[Dataset rows about figures]
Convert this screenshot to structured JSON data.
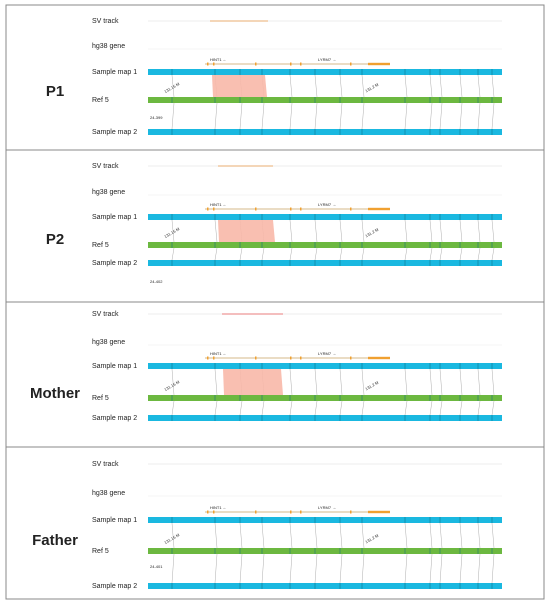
{
  "panels": [
    {
      "label": "P1",
      "sv_track": "SV track",
      "gene_track": "hg38 gene",
      "map1": "Sample map 1",
      "ref": "Ref 5",
      "map2": "Sample map 2",
      "genes": [
        "HINT1 ←",
        "LYRM7 →"
      ],
      "coords": [
        "131.15 M",
        "131.2 M"
      ],
      "sample_id": "24-399"
    },
    {
      "label": "P2",
      "sv_track": "SV track",
      "gene_track": "hg38 gene",
      "map1": "Sample map 1",
      "ref": "Ref 5",
      "map2": "Sample map 2",
      "genes": [
        "HINT1 ←",
        "LYRM7 →"
      ],
      "coords": [
        "131.15 M",
        "131.2 M"
      ],
      "sample_id": "24-402"
    },
    {
      "label": "Mother",
      "sv_track": "SV track",
      "gene_track": "hg38 gene",
      "map1": "Sample map 1",
      "ref": "Ref 5",
      "map2": "Sample map 2",
      "genes": [
        "HINT1 ←",
        "LYRM7 →"
      ],
      "coords": [
        "131.15 M",
        "131.2 M"
      ]
    },
    {
      "label": "Father",
      "sv_track": "SV track",
      "gene_track": "hg38 gene",
      "map1": "Sample map 1",
      "ref": "Ref 5",
      "map2": "Sample map 2",
      "genes": [
        "HINT1 ←",
        "LYRM7 →"
      ],
      "coords": [
        "131.15 M",
        "131.2 M"
      ],
      "sample_id": "24-401"
    }
  ]
}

» Task to complete
Give the data back exactly, omitting all pictures.

» Completed exercise
Convert this screenshot to structured JSON data.
{
  "panels": [
    {
      "label": "P1",
      "sv_track": "SV track",
      "gene_track": "hg38 gene",
      "map1": "Sample map 1",
      "ref": "Ref 5",
      "map2": "Sample map 2",
      "genes": [
        "HINT1 ←",
        "LYRM7 →"
      ],
      "coords": [
        "131.15 M",
        "131.2 M"
      ],
      "sample_id": "24-399"
    },
    {
      "label": "P2",
      "sv_track": "SV track",
      "gene_track": "hg38 gene",
      "map1": "Sample map 1",
      "ref": "Ref 5",
      "map2": "Sample map 2",
      "genes": [
        "HINT1 ←",
        "LYRM7 →"
      ],
      "coords": [
        "131.15 M",
        "131.2 M"
      ],
      "sample_id": "24-402"
    },
    {
      "label": "Mother",
      "sv_track": "SV track",
      "gene_track": "hg38 gene",
      "map1": "Sample map 1",
      "ref": "Ref 5",
      "map2": "Sample map 2",
      "genes": [
        "HINT1 ←",
        "LYRM7 →"
      ],
      "coords": [
        "131.15 M",
        "131.2 M"
      ]
    },
    {
      "label": "Father",
      "sv_track": "SV track",
      "gene_track": "hg38 gene",
      "map1": "Sample map 1",
      "ref": "Ref 5",
      "map2": "Sample map 2",
      "genes": [
        "HINT1 ←",
        "LYRM7 →"
      ],
      "coords": [
        "131.15 M",
        "131.2 M"
      ],
      "sample_id": "24-401"
    }
  ]
}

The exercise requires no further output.